GIVEN INSTRUCTION =
Copy the records below exactly, leaving out any pictures.

★ ★ ★ ★ ★

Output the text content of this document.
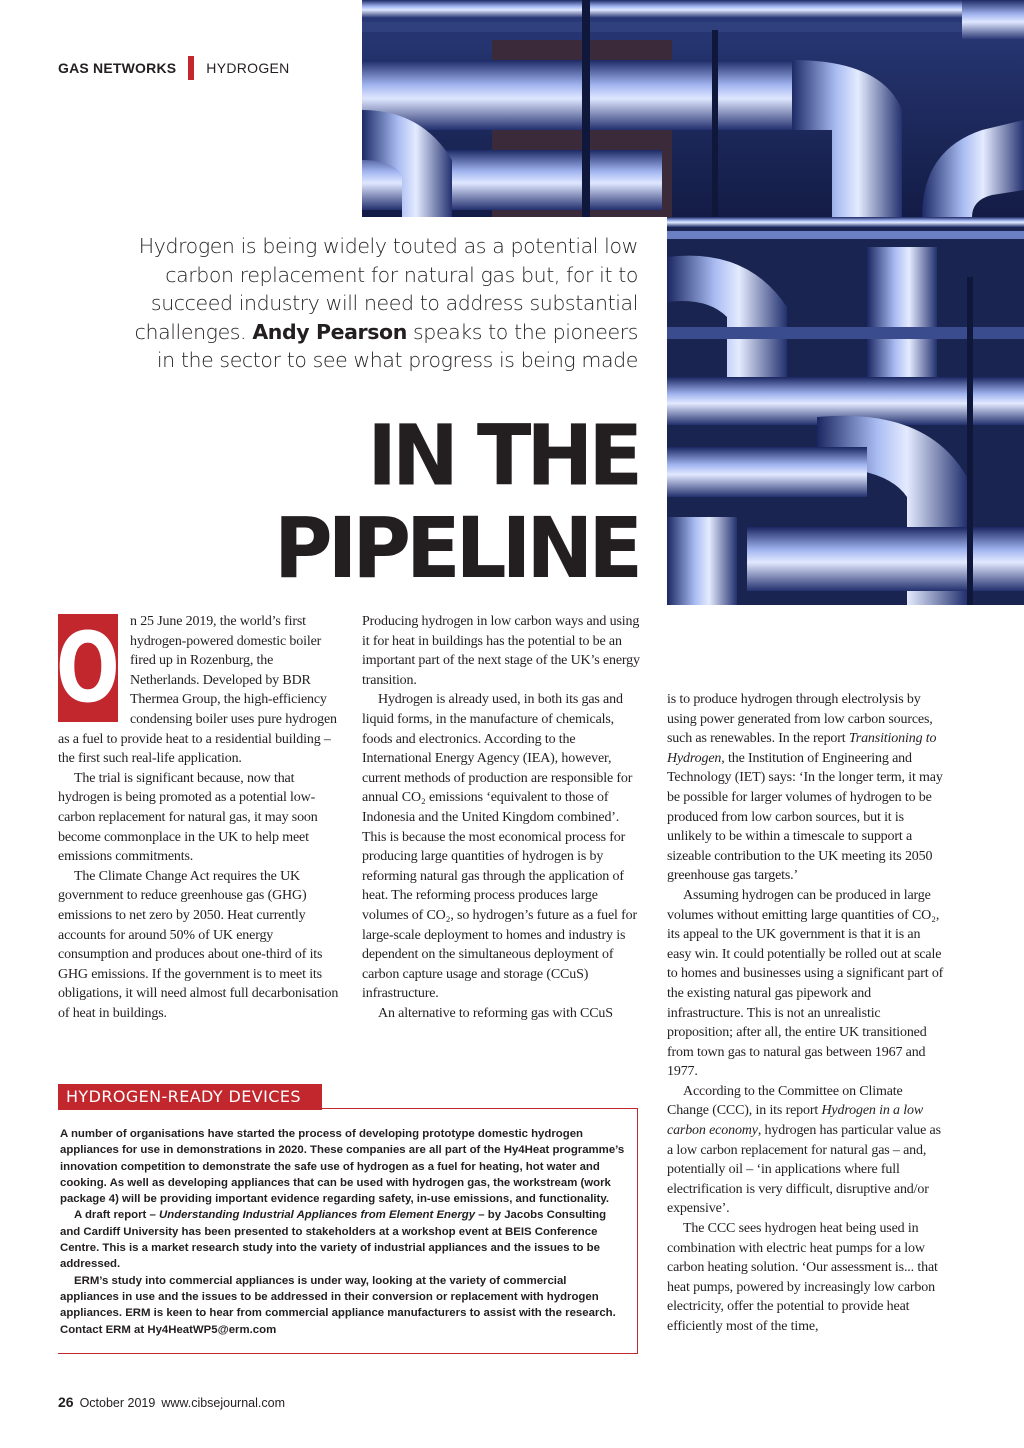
GAS NETWORKS HYDROGEN
Hydrogen is being widely touted as a potential low carbon replacement for natural gas but, for it to succeed industry will need to address substantial challenges. Andy Pearson speaks to the pioneers in the sector to see what progress is being made
IN THE
PIPELINE
O n 25 June 2019, the world’s first hydrogen-powered domestic boiler fired up in Rozenburg, the Netherlands. Developed by BDR Thermea Group, the high-efficiency condensing boiler uses pure hydrogen as a fuel to provide heat to a residential building – the first such real-life application.

The trial is significant because, now that hydrogen is being promoted as a potential low-carbon replacement for natural gas, it may soon become commonplace in the UK to help meet emissions commitments.

The Climate Change Act requires the UK government to reduce greenhouse gas (GHG) emissions to net zero by 2050. Heat currently accounts for around 50% of UK energy consumption and produces about one-third of its GHG emissions. If the government is to meet its obligations, it will need almost full decarbonisation of heat in buildings.

Producing hydrogen in low carbon ways and using it for heat in buildings has the potential to be an important part of the next stage of the UK’s energy transition.

Hydrogen is already used, in both its gas and liquid forms, in the manufacture of chemicals, foods and electronics. According to the International Energy Agency (IEA), however, current methods of production are responsible for annual CO₂ emissions ‘equivalent to those of Indonesia and the United Kingdom combined’. This is because the most economical process for producing large quantities of hydrogen is by reforming natural gas through the application of heat. The reforming process produces large volumes of CO₂, so hydrogen’s future as a fuel for large-scale deployment to homes and industry is dependent on the simultaneous deployment of carbon capture usage and storage (CCuS) infrastructure.

An alternative to reforming gas with CCuS

is to produce hydrogen through electrolysis by using power generated from low carbon sources, such as renewables. In the report Transitioning to Hydrogen, the Institution of Engineering and Technology (IET) says: ‘In the longer term, it may be possible for larger volumes of hydrogen to be produced from low carbon sources, but it is unlikely to be within a timescale to support a sizeable contribution to the UK meeting its 2050 greenhouse gas targets.’

Assuming hydrogen can be produced in large volumes without emitting large quantities of CO₂, its appeal to the UK government is that it is an easy win. It could potentially be rolled out at scale to homes and businesses using a significant part of the existing natural gas pipework and infrastructure. This is not an unrealistic proposition; after all, the entire UK transitioned from town gas to natural gas between 1967 and 1977.

According to the Committee on Climate Change (CCC), in its report Hydrogen in a low carbon economy, hydrogen has particular value as a low carbon replacement for natural gas – and, potentially oil – ‘in applications where full electrification is very difficult, disruptive and/or expensive’.

The CCC sees hydrogen heat being used in combination with electric heat pumps for a low carbon heating solution. ‘Our assessment is... that heat pumps, powered by increasingly low carbon electricity, offer the potential to provide heat efficiently most of the time,

HYDROGEN-READY DEVICES

A number of organisations have started the process of developing prototype domestic hydrogen appliances for use in demonstrations in 2020. These companies are all part of the Hy4Heat programme’s innovation competition to demonstrate the safe use of hydrogen as a fuel for heating, hot water and cooking. As well as developing appliances that can be used with hydrogen gas, the workstream (work package 4) will be providing important evidence regarding safety, in-use emissions, and functionality.

A draft report – Understanding Industrial Appliances from Element Energy – by Jacobs Consulting and Cardiff University has been presented to stakeholders at a workshop event at BEIS Conference Centre. This is a market research study into the variety of industrial appliances and the issues to be addressed.

ERM’s study into commercial appliances is under way, looking at the variety of commercial appliances in use and the issues to be addressed in their conversion or replacement with hydrogen appliances. ERM is keen to hear from commercial appliance manufacturers to assist with the research. Contact ERM at Hy4HeatWP5@erm.com

26 October 2019 www.cibsejournal.com
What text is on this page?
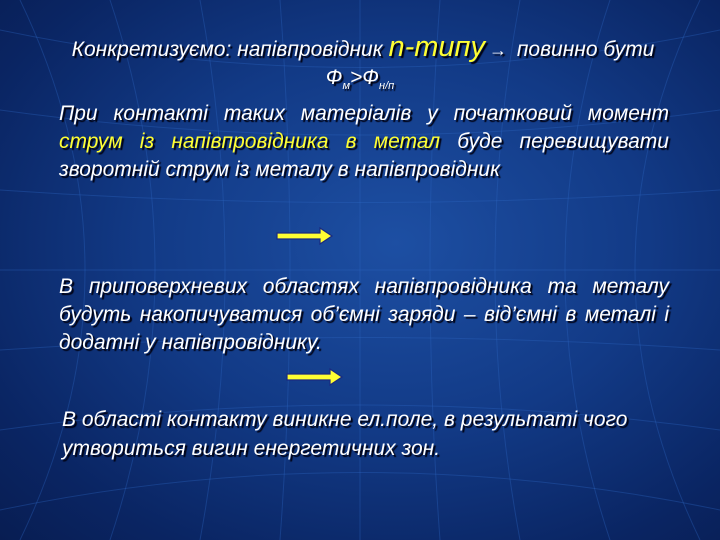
Конкретизуємо: напівпровідник n-типу → повинно бути
$Ф_м>Ф_{н/п}$
При контакті таких матеріалів у початковий момент струм із напівпровідника в метал буде перевищувати зворотній струм із металу в напівпровідник
В приповерхневих областях напівпровідника та металу будуть накопичуватися об’ємні заряди – від’ємні в металі і додатні у напівпровіднику.
В області контакту виникне ел.поле, в результаті чого утвориться вигин енергетичних зон.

★ ★ ★ ★ ★

RESPONSE FOR THIS EXERCISE =
Output the text content of this document.
GAS NETWORKS HYDROGEN
Hydrogen is being widely touted as a potential low carbon replacement for natural gas but, for it to succeed industry will need to address substantial challenges. Andy Pearson speaks to the pioneers in the sector to see what progress is being made
IN THE
PIPELINE
O n 25 June 2019, the world’s first hydrogen-powered domestic boiler fired up in Rozenburg, the Netherlands. Developed by BDR Thermea Group, the high-efficiency condensing boiler uses pure hydrogen as a fuel to provide heat to a residential building – the first such real-life application.

The trial is significant because, now that hydrogen is being promoted as a potential low-carbon replacement for natural gas, it may soon become commonplace in the UK to help meet emissions commitments.

The Climate Change Act requires the UK government to reduce greenhouse gas (GHG) emissions to net zero by 2050. Heat currently accounts for around 50% of UK energy consumption and produces about one-third of its GHG emissions. If the government is to meet its obligations, it will need almost full decarbonisation of heat in buildings.

Producing hydrogen in low carbon ways and using it for heat in buildings has the potential to be an important part of the next stage of the UK’s energy transition.

Hydrogen is already used, in both its gas and liquid forms, in the manufacture of chemicals, foods and electronics. According to the International Energy Agency (IEA), however, current methods of production are responsible for annual CO₂ emissions ‘equivalent to those of Indonesia and the United Kingdom combined’. This is because the most economical process for producing large quantities of hydrogen is by reforming natural gas through the application of heat. The reforming process produces large volumes of CO₂, so hydrogen’s future as a fuel for large-scale deployment to homes and industry is dependent on the simultaneous deployment of carbon capture usage and storage (CCuS) infrastructure.

An alternative to reforming gas with CCuS

is to produce hydrogen through electrolysis by using power generated from low carbon sources, such as renewables. In the report Transitioning to Hydrogen, the Institution of Engineering and Technology (IET) says: ‘In the longer term, it may be possible for larger volumes of hydrogen to be produced from low carbon sources, but it is unlikely to be within a timescale to support a sizeable contribution to the UK meeting its 2050 greenhouse gas targets.’

Assuming hydrogen can be produced in large volumes without emitting large quantities of CO₂, its appeal to the UK government is that it is an easy win. It could potentially be rolled out at scale to homes and businesses using a significant part of the existing natural gas pipework and infrastructure. This is not an unrealistic proposition; after all, the entire UK transitioned from town gas to natural gas between 1967 and 1977.

According to the Committee on Climate Change (CCC), in its report Hydrogen in a low carbon economy, hydrogen has particular value as a low carbon replacement for natural gas – and, potentially oil – ‘in applications where full electrification is very difficult, disruptive and/or expensive’.

The CCC sees hydrogen heat being used in combination with electric heat pumps for a low carbon heating solution. ‘Our assessment is... that heat pumps, powered by increasingly low carbon electricity, offer the potential to provide heat efficiently most of the time,

HYDROGEN-READY DEVICES

A number of organisations have started the process of developing prototype domestic hydrogen appliances for use in demonstrations in 2020. These companies are all part of the Hy4Heat programme’s innovation competition to demonstrate the safe use of hydrogen as a fuel for heating, hot water and cooking. As well as developing appliances that can be used with hydrogen gas, the workstream (work package 4) will be providing important evidence regarding safety, in-use emissions, and functionality.

A draft report – Understanding Industrial Appliances from Element Energy – by Jacobs Consulting and Cardiff University has been presented to stakeholders at a workshop event at BEIS Conference Centre. This is a market research study into the variety of industrial appliances and the issues to be addressed.

ERM’s study into commercial appliances is under way, looking at the variety of commercial appliances in use and the issues to be addressed in their conversion or replacement with hydrogen appliances. ERM is keen to hear from commercial appliance manufacturers to assist with the research. Contact ERM at Hy4HeatWP5@erm.com

26 October 2019 www.cibsejournal.com
What text is on this page?
Конкретизуємо: напівпровідник n-типу → повинно бути
$Ф_м>Ф_{н/п}$
При контакті таких матеріалів у початковий момент струм із напівпровідника в метал буде перевищувати зворотній струм із металу в напівпровідник
В приповерхневих областях напівпровідника та металу будуть накопичуватися об’ємні заряди – від’ємні в металі і додатні у напівпровіднику.
В області контакту виникне ел.поле, в результаті чого утвориться вигин енергетичних зон.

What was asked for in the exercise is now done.